* [Entries provided]
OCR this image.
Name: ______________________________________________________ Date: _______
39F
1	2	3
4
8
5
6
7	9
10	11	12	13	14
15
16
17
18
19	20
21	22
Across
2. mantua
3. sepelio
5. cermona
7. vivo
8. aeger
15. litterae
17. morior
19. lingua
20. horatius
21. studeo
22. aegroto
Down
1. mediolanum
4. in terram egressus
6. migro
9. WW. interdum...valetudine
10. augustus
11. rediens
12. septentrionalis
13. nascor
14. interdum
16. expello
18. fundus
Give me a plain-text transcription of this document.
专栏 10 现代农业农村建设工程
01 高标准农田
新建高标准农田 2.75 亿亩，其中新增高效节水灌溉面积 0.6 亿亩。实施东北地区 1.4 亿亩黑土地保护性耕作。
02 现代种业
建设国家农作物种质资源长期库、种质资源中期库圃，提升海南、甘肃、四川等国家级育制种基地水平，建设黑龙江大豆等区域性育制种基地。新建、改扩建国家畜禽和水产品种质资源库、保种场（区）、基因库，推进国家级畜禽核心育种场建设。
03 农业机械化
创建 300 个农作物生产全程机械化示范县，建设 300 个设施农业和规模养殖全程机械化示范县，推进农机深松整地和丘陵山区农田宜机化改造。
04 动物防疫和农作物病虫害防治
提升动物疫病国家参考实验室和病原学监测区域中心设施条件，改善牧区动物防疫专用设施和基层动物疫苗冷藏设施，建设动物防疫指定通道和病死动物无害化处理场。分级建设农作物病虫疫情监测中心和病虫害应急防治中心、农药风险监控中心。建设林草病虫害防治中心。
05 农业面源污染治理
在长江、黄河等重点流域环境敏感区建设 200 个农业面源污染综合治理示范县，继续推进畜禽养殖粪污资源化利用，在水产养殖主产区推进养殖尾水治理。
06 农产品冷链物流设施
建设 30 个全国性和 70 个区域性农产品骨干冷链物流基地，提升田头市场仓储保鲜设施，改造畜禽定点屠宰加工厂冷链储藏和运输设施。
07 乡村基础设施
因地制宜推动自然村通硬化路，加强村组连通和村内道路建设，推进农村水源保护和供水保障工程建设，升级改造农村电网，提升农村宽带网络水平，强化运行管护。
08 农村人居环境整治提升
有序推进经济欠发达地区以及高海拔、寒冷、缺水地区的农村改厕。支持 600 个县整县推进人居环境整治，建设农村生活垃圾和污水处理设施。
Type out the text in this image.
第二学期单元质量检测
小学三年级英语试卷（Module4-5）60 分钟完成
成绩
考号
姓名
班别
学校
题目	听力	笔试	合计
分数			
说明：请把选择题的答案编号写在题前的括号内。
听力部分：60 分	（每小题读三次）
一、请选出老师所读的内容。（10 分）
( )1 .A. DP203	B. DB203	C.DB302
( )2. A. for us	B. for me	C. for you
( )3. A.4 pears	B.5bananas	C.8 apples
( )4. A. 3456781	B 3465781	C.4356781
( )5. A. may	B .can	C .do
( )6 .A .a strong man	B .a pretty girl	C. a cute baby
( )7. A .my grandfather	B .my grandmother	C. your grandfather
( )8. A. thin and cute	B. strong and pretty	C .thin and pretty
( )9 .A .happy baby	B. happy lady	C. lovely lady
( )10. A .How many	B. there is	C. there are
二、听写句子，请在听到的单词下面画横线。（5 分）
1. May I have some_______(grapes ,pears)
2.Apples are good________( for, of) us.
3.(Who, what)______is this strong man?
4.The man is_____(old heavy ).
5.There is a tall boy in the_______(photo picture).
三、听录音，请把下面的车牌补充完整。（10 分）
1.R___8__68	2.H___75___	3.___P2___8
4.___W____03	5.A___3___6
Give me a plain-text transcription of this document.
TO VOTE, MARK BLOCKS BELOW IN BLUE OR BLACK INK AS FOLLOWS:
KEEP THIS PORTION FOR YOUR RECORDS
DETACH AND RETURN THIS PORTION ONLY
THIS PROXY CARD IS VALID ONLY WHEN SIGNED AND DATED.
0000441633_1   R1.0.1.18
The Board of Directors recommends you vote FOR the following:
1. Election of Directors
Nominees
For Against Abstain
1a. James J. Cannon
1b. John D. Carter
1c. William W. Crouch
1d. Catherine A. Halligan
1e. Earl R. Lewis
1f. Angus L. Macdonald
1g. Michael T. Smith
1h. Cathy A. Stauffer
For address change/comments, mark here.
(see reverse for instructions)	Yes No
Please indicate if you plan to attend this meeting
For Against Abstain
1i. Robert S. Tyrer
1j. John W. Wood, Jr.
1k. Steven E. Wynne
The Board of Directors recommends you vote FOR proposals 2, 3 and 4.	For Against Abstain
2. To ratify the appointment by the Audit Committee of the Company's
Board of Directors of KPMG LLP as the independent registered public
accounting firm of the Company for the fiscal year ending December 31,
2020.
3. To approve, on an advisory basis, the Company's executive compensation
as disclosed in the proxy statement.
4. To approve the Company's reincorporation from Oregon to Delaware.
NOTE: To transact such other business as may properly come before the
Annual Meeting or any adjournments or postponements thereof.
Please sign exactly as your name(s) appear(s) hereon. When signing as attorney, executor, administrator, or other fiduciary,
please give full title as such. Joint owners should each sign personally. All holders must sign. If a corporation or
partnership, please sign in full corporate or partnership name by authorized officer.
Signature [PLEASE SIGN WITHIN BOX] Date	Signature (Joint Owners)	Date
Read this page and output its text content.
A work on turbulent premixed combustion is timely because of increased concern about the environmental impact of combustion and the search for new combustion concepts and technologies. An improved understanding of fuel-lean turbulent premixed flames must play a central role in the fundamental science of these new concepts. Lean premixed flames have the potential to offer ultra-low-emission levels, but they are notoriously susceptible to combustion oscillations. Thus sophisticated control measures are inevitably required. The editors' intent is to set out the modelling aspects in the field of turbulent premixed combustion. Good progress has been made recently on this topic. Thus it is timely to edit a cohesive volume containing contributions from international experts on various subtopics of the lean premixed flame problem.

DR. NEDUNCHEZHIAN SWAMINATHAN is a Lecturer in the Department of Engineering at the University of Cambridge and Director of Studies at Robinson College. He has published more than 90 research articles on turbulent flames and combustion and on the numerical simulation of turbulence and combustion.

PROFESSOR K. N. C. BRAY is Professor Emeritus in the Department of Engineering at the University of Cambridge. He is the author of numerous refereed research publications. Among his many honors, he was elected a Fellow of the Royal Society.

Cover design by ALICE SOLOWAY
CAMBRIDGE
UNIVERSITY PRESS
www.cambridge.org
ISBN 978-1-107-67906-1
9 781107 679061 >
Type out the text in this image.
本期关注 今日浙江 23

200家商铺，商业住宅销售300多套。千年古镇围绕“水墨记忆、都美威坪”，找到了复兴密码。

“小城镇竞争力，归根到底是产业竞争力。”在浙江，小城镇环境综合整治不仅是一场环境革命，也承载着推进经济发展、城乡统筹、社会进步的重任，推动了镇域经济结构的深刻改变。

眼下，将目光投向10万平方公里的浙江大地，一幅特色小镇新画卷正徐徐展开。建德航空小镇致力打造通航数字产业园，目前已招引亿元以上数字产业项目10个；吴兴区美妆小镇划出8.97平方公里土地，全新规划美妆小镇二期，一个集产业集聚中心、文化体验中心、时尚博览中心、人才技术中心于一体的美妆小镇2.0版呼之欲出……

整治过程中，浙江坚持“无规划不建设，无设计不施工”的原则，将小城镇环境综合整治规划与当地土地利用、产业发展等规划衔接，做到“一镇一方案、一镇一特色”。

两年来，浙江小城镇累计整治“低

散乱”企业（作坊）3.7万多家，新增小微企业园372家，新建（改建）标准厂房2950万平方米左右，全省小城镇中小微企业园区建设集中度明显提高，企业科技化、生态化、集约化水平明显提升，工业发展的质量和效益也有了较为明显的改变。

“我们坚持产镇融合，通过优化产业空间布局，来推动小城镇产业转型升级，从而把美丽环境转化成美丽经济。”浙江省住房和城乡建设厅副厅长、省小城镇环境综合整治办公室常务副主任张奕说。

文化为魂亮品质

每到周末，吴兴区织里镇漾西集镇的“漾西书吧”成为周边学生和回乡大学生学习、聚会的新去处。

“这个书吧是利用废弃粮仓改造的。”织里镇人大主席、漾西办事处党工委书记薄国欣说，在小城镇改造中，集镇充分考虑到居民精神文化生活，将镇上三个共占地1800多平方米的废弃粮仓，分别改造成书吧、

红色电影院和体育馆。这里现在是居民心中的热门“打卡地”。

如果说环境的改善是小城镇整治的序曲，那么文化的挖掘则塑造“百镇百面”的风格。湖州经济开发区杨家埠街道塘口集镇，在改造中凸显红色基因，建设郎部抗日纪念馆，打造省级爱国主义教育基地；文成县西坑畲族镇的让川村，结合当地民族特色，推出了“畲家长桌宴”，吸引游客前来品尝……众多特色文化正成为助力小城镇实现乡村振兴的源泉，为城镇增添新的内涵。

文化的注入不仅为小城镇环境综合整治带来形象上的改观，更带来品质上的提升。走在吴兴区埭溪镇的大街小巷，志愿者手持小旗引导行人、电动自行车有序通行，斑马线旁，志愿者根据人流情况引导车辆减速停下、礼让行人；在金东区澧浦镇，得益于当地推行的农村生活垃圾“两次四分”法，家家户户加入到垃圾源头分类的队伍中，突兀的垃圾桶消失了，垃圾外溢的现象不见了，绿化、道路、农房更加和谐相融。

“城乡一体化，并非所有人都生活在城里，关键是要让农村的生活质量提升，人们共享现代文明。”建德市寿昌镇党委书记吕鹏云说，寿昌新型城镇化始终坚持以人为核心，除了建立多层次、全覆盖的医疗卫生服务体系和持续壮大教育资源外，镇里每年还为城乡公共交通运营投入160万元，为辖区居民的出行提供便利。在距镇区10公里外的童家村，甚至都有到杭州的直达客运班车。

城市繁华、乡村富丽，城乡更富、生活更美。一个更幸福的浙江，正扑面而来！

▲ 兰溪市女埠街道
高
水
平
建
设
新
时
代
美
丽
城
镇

* [Task objective] Collect each line containing the string "approve".

* [Correct response]
3. To approve, on an advisory basis, the Company's executive compensation
4. To approve the Company's reincorporation from Oregon to Delaware.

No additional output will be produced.